The task:
Each of the entries should be retyped precisely as it appears.

-- BEGIN Listed entries --

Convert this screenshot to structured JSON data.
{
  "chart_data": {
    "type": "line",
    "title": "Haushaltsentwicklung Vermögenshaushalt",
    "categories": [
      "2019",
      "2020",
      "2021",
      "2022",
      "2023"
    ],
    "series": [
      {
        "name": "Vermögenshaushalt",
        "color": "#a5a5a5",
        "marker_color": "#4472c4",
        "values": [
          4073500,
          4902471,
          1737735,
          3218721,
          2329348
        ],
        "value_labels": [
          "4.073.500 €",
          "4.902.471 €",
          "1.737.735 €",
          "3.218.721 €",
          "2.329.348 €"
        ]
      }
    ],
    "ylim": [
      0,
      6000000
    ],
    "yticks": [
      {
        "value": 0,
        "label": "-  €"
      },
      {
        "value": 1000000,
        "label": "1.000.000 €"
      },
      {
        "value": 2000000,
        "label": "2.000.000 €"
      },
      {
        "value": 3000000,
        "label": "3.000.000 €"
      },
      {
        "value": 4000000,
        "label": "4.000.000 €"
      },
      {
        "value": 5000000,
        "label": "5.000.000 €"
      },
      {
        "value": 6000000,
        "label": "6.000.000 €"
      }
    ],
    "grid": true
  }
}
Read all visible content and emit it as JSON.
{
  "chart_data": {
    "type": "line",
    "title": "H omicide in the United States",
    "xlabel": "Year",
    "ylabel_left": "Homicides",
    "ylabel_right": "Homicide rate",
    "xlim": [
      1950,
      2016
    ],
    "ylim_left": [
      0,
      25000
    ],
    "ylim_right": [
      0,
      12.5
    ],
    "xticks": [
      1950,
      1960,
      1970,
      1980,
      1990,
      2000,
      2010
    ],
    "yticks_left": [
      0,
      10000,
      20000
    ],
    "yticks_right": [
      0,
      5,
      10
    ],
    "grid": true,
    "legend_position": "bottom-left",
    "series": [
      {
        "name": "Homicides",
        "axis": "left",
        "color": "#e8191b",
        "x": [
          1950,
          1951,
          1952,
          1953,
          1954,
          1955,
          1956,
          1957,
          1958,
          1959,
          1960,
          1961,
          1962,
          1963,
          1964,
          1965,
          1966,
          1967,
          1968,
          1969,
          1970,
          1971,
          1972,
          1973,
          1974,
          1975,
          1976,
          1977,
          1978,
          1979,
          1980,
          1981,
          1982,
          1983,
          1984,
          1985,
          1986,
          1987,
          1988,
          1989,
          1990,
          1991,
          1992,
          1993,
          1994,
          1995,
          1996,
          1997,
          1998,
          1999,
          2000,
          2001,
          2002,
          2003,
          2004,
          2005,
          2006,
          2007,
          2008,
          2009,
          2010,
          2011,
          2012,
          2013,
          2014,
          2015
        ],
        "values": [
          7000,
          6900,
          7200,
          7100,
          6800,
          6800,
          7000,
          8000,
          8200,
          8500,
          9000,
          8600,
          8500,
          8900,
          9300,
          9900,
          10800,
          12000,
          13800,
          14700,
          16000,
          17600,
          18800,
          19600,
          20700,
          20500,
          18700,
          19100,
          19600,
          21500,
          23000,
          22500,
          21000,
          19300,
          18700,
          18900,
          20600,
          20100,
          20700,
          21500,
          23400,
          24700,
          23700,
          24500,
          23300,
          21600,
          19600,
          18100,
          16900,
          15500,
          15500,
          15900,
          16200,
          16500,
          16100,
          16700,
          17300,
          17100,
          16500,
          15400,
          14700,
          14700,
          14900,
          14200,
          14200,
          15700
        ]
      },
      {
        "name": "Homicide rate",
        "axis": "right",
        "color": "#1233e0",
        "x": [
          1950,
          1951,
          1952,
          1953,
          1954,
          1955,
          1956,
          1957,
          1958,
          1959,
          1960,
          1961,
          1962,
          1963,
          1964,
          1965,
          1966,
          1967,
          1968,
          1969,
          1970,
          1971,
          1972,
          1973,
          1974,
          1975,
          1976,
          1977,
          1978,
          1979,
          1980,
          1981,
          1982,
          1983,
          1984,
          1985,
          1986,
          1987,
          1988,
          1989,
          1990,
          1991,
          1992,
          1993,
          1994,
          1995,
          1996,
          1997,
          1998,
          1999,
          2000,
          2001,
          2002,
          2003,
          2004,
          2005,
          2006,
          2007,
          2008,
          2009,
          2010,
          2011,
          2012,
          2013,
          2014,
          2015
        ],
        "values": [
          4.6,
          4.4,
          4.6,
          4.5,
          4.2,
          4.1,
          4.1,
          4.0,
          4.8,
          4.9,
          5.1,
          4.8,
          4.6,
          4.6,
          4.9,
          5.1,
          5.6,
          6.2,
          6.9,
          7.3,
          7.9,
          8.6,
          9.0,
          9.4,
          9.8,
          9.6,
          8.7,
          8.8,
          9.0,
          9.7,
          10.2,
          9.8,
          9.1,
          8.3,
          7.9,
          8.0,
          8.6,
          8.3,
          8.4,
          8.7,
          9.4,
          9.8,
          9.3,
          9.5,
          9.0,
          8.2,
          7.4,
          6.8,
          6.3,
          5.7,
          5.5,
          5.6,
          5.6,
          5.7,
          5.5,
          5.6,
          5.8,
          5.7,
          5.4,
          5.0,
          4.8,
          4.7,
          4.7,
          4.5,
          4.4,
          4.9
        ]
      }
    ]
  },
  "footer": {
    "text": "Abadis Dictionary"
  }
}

-- END Listed entries --

Finished task:
Convert this screenshot to structured JSON data.
{
  "chart_data": {
    "type": "line",
    "title": "Haushaltsentwicklung Vermögenshaushalt",
    "categories": [
      "2019",
      "2020",
      "2021",
      "2022",
      "2023"
    ],
    "series": [
      {
        "name": "Vermögenshaushalt",
        "color": "#a5a5a5",
        "marker_color": "#4472c4",
        "values": [
          4073500,
          4902471,
          1737735,
          3218721,
          2329348
        ],
        "value_labels": [
          "4.073.500 €",
          "4.902.471 €",
          "1.737.735 €",
          "3.218.721 €",
          "2.329.348 €"
        ]
      }
    ],
    "ylim": [
      0,
      6000000
    ],
    "yticks": [
      {
        "value": 0,
        "label": "-  €"
      },
      {
        "value": 1000000,
        "label": "1.000.000 €"
      },
      {
        "value": 2000000,
        "label": "2.000.000 €"
      },
      {
        "value": 3000000,
        "label": "3.000.000 €"
      },
      {
        "value": 4000000,
        "label": "4.000.000 €"
      },
      {
        "value": 5000000,
        "label": "5.000.000 €"
      },
      {
        "value": 6000000,
        "label": "6.000.000 €"
      }
    ],
    "grid": true
  }
}
Read all visible content and emit it as JSON.
{
  "chart_data": {
    "type": "line",
    "title": "H omicide in the United States",
    "xlabel": "Year",
    "ylabel_left": "Homicides",
    "ylabel_right": "Homicide rate",
    "xlim": [
      1950,
      2016
    ],
    "ylim_left": [
      0,
      25000
    ],
    "ylim_right": [
      0,
      12.5
    ],
    "xticks": [
      1950,
      1960,
      1970,
      1980,
      1990,
      2000,
      2010
    ],
    "yticks_left": [
      0,
      10000,
      20000
    ],
    "yticks_right": [
      0,
      5,
      10
    ],
    "grid": true,
    "legend_position": "bottom-left",
    "series": [
      {
        "name": "Homicides",
        "axis": "left",
        "color": "#e8191b",
        "x": [
          1950,
          1951,
          1952,
          1953,
          1954,
          1955,
          1956,
          1957,
          1958,
          1959,
          1960,
          1961,
          1962,
          1963,
          1964,
          1965,
          1966,
          1967,
          1968,
          1969,
          1970,
          1971,
          1972,
          1973,
          1974,
          1975,
          1976,
          1977,
          1978,
          1979,
          1980,
          1981,
          1982,
          1983,
          1984,
          1985,
          1986,
          1987,
          1988,
          1989,
          1990,
          1991,
          1992,
          1993,
          1994,
          1995,
          1996,
          1997,
          1998,
          1999,
          2000,
          2001,
          2002,
          2003,
          2004,
          2005,
          2006,
          2007,
          2008,
          2009,
          2010,
          2011,
          2012,
          2013,
          2014,
          2015
        ],
        "values": [
          7000,
          6900,
          7200,
          7100,
          6800,
          6800,
          7000,
          8000,
          8200,
          8500,
          9000,
          8600,
          8500,
          8900,
          9300,
          9900,
          10800,
          12000,
          13800,
          14700,
          16000,
          17600,
          18800,
          19600,
          20700,
          20500,
          18700,
          19100,
          19600,
          21500,
          23000,
          22500,
          21000,
          19300,
          18700,
          18900,
          20600,
          20100,
          20700,
          21500,
          23400,
          24700,
          23700,
          24500,
          23300,
          21600,
          19600,
          18100,
          16900,
          15500,
          15500,
          15900,
          16200,
          16500,
          16100,
          16700,
          17300,
          17100,
          16500,
          15400,
          14700,
          14700,
          14900,
          14200,
          14200,
          15700
        ]
      },
      {
        "name": "Homicide rate",
        "axis": "right",
        "color": "#1233e0",
        "x": [
          1950,
          1951,
          1952,
          1953,
          1954,
          1955,
          1956,
          1957,
          1958,
          1959,
          1960,
          1961,
          1962,
          1963,
          1964,
          1965,
          1966,
          1967,
          1968,
          1969,
          1970,
          1971,
          1972,
          1973,
          1974,
          1975,
          1976,
          1977,
          1978,
          1979,
          1980,
          1981,
          1982,
          1983,
          1984,
          1985,
          1986,
          1987,
          1988,
          1989,
          1990,
          1991,
          1992,
          1993,
          1994,
          1995,
          1996,
          1997,
          1998,
          1999,
          2000,
          2001,
          2002,
          2003,
          2004,
          2005,
          2006,
          2007,
          2008,
          2009,
          2010,
          2011,
          2012,
          2013,
          2014,
          2015
        ],
        "values": [
          4.6,
          4.4,
          4.6,
          4.5,
          4.2,
          4.1,
          4.1,
          4.0,
          4.8,
          4.9,
          5.1,
          4.8,
          4.6,
          4.6,
          4.9,
          5.1,
          5.6,
          6.2,
          6.9,
          7.3,
          7.9,
          8.6,
          9.0,
          9.4,
          9.8,
          9.6,
          8.7,
          8.8,
          9.0,
          9.7,
          10.2,
          9.8,
          9.1,
          8.3,
          7.9,
          8.0,
          8.6,
          8.3,
          8.4,
          8.7,
          9.4,
          9.8,
          9.3,
          9.5,
          9.0,
          8.2,
          7.4,
          6.8,
          6.3,
          5.7,
          5.5,
          5.6,
          5.6,
          5.7,
          5.5,
          5.6,
          5.8,
          5.7,
          5.4,
          5.0,
          4.8,
          4.7,
          4.7,
          4.5,
          4.4,
          4.9
        ]
      }
    ]
  },
  "footer": {
    "text": "Abadis Dictionary"
  }
}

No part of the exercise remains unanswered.